### Problem description
Recast the paragraph beginning "As a result, the Russian government" in the extract on hospital attacks below as a bulleted list, keeping its main facts.

### Extract
On day 6, hostages and rebels left, with a hostage shackled to each rebel. They took a convoluted route and changed directions several times. At the village of Zandak near the Chechen border, the hostages were released and the terrorists vanished into the forest.
As a result, the Russian government and people were shaken. The Russian leadership was humbled and seen as inept. President Boris Yeltsin was condemned. The security and interior ministers resigned. A law was passed banning accepting terrorist demands during a hostage situation. Also, an X-ray machine and Cesium-137 were stolen and later used to threaten a dirty bomb attack.
Six months after Budennovsk, on Jan. 9, 1996, a group of 300 to 400 terrorists, led by Salman Raduyev, attacked the Kizlyar Air Force Base in Dagestan. There they were able to destroy several helicopters and seize the weapons depot. From there, they moved to the Kizlyar city hospital. There were only 100 hostages initially, so the terrorists gathered 3,600 hostages from the surrounding area over the next 3 hours.
Once inside, the terrorists barricaded themselves inside the first floor and wired the second floor with explosives. The terrorists were on the first floor and the hostages were kept on the third, fourth and fifth floors. Three uniformed police officers were executed and a counter-attack with an armored personnel carrier was repulsed on the first day.
The terrorists learned important lessons from their attack on Budennovsk and applied them to Kizlyar. They were forced into a siege due to a poorly coordinated counter attack on the bus convoy near the village of Pervomaiskoye. The ensuing battle destroyed the town and the terrorists were able to elude the Russian forces and escape to Chechnya. The treaty to end the First Chechen War was signed three months later.
We see that attacks on hospitals have had a significant effect on the countries that are targeted, from a psychological standpoint but also a political one. The bigger the attack and the larger number of hostages, the larger the effect on the populace and the more media coverage is gained by the terrorists.
Most attacks targeting hospitals have been suicide bombings, with the second-most common scenario being armed assault. Hospitals are soft targets with multiple entrances, visitors are seldom identified and their baggage is seldom screened or searched. Many hospitals do not have a significant armed security presence and the large size of the buildings and long, straight hallways give the advantage to would-be hostage-takers.

[Data records]
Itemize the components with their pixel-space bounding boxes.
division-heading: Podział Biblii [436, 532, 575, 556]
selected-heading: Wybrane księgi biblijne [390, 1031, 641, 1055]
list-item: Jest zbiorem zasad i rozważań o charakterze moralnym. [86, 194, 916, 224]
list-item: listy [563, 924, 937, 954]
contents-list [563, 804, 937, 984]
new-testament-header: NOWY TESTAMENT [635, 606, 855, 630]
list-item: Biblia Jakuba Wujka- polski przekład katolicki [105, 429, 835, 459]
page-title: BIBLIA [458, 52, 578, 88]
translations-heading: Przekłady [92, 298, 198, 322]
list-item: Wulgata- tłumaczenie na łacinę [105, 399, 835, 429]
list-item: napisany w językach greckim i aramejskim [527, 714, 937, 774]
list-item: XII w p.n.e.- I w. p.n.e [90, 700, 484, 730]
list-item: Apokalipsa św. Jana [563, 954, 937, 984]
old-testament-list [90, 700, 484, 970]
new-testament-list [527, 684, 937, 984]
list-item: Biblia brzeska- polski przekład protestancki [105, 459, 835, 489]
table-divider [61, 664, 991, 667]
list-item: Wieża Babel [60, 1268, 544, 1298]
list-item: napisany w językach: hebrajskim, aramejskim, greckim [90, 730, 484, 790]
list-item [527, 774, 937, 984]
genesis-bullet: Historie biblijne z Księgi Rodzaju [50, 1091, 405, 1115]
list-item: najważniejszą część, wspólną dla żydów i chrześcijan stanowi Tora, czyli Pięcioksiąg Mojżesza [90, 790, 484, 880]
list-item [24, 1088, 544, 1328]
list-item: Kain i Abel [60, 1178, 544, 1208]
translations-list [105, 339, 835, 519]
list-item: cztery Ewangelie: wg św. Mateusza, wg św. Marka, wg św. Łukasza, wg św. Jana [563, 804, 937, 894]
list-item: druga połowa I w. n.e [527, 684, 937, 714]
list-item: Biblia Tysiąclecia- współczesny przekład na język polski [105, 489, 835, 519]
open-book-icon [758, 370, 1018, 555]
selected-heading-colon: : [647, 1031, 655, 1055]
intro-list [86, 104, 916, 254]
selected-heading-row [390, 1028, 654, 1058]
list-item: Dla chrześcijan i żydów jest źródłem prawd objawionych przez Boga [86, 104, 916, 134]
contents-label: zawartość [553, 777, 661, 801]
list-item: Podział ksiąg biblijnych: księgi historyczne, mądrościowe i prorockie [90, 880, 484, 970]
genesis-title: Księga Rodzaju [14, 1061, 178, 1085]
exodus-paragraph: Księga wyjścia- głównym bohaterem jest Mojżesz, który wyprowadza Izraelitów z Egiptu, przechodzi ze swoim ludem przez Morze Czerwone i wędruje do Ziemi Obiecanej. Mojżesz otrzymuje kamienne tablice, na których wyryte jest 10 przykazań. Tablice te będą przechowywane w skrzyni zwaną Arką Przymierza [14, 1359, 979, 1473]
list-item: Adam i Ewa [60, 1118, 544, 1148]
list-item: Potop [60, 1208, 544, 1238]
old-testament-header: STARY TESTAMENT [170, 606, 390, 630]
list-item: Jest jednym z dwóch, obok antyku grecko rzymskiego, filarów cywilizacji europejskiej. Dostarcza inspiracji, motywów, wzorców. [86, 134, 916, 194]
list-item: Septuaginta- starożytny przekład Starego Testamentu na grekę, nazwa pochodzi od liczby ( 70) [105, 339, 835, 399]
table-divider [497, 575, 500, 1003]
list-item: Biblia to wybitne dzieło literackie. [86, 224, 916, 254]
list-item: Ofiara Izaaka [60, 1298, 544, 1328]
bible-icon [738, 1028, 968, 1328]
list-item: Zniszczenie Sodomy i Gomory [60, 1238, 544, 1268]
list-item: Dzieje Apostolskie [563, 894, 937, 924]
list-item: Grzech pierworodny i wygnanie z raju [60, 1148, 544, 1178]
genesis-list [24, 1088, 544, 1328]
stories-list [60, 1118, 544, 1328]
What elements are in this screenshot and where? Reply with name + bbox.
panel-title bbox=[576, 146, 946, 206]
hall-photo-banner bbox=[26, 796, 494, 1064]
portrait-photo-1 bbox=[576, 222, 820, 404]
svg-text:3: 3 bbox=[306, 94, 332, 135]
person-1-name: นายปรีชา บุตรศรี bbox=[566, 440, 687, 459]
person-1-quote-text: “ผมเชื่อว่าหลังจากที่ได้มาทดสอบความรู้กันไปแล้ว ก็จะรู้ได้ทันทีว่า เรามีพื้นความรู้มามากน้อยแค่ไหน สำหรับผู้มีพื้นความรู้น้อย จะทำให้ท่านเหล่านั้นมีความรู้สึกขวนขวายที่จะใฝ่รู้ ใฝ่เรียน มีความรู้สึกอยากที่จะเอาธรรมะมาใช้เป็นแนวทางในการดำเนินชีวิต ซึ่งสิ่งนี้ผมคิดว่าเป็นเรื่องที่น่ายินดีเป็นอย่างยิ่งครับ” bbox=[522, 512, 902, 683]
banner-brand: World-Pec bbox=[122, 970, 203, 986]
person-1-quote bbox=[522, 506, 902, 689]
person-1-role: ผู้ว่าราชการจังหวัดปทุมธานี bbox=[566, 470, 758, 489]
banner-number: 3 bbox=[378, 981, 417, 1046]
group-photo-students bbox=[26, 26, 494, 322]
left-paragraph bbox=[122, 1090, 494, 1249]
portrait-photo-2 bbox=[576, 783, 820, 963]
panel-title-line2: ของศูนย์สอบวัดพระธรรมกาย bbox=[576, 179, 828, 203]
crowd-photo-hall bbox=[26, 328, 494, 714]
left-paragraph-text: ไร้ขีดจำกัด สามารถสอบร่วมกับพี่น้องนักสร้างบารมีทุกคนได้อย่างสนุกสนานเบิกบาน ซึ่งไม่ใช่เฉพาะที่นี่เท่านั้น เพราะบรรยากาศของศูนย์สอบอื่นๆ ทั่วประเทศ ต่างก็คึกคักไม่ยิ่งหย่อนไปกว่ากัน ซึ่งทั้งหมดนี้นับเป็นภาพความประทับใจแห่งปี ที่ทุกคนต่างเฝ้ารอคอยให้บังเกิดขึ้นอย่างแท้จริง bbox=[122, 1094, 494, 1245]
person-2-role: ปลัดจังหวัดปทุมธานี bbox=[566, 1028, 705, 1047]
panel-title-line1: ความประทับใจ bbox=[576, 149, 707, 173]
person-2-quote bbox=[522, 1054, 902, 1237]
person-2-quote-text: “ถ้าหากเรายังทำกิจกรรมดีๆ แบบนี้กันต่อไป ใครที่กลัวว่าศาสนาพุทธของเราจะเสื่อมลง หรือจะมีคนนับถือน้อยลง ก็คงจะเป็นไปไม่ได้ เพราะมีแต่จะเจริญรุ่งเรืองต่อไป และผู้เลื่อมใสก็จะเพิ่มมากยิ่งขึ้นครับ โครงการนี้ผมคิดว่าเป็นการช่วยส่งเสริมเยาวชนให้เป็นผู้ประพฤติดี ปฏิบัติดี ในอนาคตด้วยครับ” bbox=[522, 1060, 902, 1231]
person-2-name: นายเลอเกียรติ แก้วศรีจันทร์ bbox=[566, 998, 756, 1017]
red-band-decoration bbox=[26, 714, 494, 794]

### Answer box
- The Russian government and people were shaken.
- The Russian leadership was humbled and seen as inept, and President Boris Yeltsin was condemned.
- The security and interior ministers resigned.
- A law was passed banning the acceptance of terrorist demands during a hostage situation.
- An X-ray machine and Cesium-137 were stolen and later used to threaten a dirty bomb attack.